* START Data entries *

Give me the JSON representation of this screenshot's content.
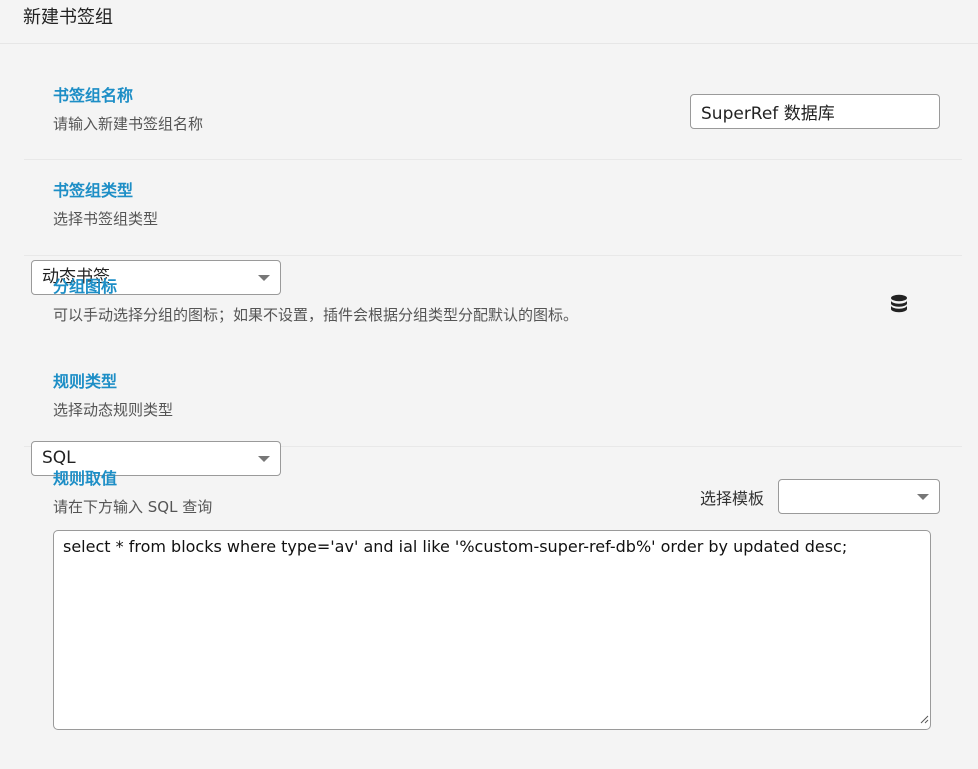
{
  "dialog": {
    "title": "新建书签组"
  },
  "name_row": {
    "title": "书签组名称",
    "desc": "请输入新建书签组名称",
    "value": "SuperRef 数据库"
  },
  "type_row": {
    "title": "书签组类型",
    "desc": "选择书签组类型",
    "selected": "动态书签"
  },
  "icon_row": {
    "title": "分组图标",
    "desc": "可以手动选择分组的图标；如果不设置，插件会根据分组类型分配默认的图标。",
    "icon": "database-icon"
  },
  "rule_type_row": {
    "title": "规则类型",
    "desc": "选择动态规则类型",
    "selected": "SQL"
  },
  "rule_value_row": {
    "title": "规则取值",
    "desc": "请在下方输入 SQL 查询",
    "template_label": "选择模板",
    "template_selected": "",
    "query": "select * from blocks where type='av' and ial like '%custom-super-ref-db%' order by updated desc;"
  }
}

* END Data entries *

Every record above should be transcribed exactly; the pictures stay out of the copy.

Give me the JSON representation of this screenshot's content.
{
  "dialog": {
    "title": "新建书签组"
  },
  "name_row": {
    "title": "书签组名称",
    "desc": "请输入新建书签组名称",
    "value": "SuperRef 数据库"
  },
  "type_row": {
    "title": "书签组类型",
    "desc": "选择书签组类型",
    "selected": "动态书签"
  },
  "icon_row": {
    "title": "分组图标",
    "desc": "可以手动选择分组的图标；如果不设置，插件会根据分组类型分配默认的图标。",
    "icon": "database-icon"
  },
  "rule_type_row": {
    "title": "规则类型",
    "desc": "选择动态规则类型",
    "selected": "SQL"
  },
  "rule_value_row": {
    "title": "规则取值",
    "desc": "请在下方输入 SQL 查询",
    "template_label": "选择模板",
    "template_selected": "",
    "query": "select * from blocks where type='av' and ial like '%custom-super-ref-db%' order by updated desc;"
  }
}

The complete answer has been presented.